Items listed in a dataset
————————
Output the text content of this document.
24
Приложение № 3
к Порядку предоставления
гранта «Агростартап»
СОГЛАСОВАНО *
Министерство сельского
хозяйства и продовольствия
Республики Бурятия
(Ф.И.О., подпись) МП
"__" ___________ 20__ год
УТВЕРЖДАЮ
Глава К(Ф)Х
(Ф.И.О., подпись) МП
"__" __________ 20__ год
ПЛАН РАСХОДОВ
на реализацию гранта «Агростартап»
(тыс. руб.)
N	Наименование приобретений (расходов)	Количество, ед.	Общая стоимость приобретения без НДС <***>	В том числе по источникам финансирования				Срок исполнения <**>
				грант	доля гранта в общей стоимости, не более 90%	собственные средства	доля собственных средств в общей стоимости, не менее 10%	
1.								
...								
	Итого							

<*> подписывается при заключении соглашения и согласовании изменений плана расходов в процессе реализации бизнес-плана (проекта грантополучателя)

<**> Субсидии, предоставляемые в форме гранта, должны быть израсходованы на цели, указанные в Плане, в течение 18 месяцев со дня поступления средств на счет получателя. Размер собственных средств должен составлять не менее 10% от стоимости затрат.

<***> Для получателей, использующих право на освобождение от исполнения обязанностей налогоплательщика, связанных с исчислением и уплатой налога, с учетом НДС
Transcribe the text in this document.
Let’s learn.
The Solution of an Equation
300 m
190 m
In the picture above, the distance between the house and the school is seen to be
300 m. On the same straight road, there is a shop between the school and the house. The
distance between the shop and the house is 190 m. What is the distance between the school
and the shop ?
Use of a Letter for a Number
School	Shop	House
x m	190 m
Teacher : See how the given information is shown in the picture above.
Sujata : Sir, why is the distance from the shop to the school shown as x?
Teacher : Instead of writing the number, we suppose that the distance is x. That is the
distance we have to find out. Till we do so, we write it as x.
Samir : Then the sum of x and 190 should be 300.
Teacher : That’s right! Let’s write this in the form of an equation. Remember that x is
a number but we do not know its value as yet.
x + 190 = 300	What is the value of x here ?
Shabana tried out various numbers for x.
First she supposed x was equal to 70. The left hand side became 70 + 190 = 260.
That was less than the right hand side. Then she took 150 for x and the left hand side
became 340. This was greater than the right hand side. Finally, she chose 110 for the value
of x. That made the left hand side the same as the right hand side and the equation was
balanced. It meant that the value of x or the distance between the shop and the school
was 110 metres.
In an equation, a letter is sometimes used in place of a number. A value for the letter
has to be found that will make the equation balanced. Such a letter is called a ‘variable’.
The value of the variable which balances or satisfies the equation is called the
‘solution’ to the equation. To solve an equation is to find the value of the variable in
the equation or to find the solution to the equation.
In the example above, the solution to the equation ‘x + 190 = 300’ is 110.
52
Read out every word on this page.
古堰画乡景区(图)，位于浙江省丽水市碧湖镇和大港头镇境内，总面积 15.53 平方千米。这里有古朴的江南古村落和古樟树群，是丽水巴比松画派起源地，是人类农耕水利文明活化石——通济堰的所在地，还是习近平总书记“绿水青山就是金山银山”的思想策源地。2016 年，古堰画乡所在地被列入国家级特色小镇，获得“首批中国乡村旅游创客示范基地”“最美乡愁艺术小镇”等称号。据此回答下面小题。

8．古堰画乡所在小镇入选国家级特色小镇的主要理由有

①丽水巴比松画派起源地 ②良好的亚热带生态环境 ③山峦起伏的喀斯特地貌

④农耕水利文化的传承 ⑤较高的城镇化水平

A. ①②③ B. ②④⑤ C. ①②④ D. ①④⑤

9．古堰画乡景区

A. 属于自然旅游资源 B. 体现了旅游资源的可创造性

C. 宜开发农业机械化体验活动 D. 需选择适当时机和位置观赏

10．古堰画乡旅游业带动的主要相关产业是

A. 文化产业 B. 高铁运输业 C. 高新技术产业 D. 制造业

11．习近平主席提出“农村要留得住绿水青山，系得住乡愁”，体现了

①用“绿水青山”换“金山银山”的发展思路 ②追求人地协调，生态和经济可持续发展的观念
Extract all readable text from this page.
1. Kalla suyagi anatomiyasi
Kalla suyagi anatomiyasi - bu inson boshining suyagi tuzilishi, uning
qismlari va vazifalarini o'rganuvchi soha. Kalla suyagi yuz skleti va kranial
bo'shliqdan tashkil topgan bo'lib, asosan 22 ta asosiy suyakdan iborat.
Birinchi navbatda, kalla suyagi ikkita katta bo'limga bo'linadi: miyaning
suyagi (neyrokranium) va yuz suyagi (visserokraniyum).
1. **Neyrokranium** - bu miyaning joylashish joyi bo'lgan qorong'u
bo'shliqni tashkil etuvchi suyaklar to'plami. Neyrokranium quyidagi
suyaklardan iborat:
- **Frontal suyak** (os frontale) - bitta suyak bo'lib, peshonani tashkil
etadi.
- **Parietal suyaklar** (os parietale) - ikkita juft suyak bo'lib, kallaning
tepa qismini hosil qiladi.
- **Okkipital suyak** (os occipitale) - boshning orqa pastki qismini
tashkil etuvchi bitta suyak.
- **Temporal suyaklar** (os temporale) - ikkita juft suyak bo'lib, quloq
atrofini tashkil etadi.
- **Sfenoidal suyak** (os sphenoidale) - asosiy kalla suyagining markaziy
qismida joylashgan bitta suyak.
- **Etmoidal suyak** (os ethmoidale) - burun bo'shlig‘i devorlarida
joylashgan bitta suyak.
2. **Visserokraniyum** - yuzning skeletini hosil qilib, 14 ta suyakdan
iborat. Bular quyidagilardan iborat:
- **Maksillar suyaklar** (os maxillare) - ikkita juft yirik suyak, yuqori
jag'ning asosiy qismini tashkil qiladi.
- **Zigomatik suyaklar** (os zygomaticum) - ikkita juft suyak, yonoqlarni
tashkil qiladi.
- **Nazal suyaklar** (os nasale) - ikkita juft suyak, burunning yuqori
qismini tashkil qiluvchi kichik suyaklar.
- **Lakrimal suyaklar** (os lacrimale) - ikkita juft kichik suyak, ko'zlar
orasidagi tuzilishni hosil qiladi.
————————
*YOUR GOAL:* Write out only what runs from the line holding "Extract all readable text from this page." through the last line of the records, exactly as shown.

*FINAL ANSWER:*
Extract all readable text from this page.
1. Kalla suyagi anatomiyasi
Kalla suyagi anatomiyasi - bu inson boshining suyagi tuzilishi, uning
qismlari va vazifalarini o'rganuvchi soha. Kalla suyagi yuz skleti va kranial
bo'shliqdan tashkil topgan bo'lib, asosan 22 ta asosiy suyakdan iborat.
Birinchi navbatda, kalla suyagi ikkita katta bo'limga bo'linadi: miyaning
suyagi (neyrokranium) va yuz suyagi (visserokraniyum).
1. **Neyrokranium** - bu miyaning joylashish joyi bo'lgan qorong'u
bo'shliqni tashkil etuvchi suyaklar to'plami. Neyrokranium quyidagi
suyaklardan iborat:
- **Frontal suyak** (os frontale) - bitta suyak bo'lib, peshonani tashkil
etadi.
- **Parietal suyaklar** (os parietale) - ikkita juft suyak bo'lib, kallaning
tepa qismini hosil qiladi.
- **Okkipital suyak** (os occipitale) - boshning orqa pastki qismini
tashkil etuvchi bitta suyak.
- **Temporal suyaklar** (os temporale) - ikkita juft suyak bo'lib, quloq
atrofini tashkil etadi.
- **Sfenoidal suyak** (os sphenoidale) - asosiy kalla suyagining markaziy
qismida joylashgan bitta suyak.
- **Etmoidal suyak** (os ethmoidale) - burun bo'shlig‘i devorlarida
joylashgan bitta suyak.
2. **Visserokraniyum** - yuzning skeletini hosil qilib, 14 ta suyakdan
iborat. Bular quyidagilardan iborat:
- **Maksillar suyaklar** (os maxillare) - ikkita juft yirik suyak, yuqori
jag'ning asosiy qismini tashkil qiladi.
- **Zigomatik suyaklar** (os zygomaticum) - ikkita juft suyak, yonoqlarni
tashkil qiladi.
- **Nazal suyaklar** (os nasale) - ikkita juft suyak, burunning yuqori
qismini tashkil qiluvchi kichik suyaklar.
- **Lakrimal suyaklar** (os lacrimale) - ikkita juft kichik suyak, ko'zlar
orasidagi tuzilishni hosil qiladi.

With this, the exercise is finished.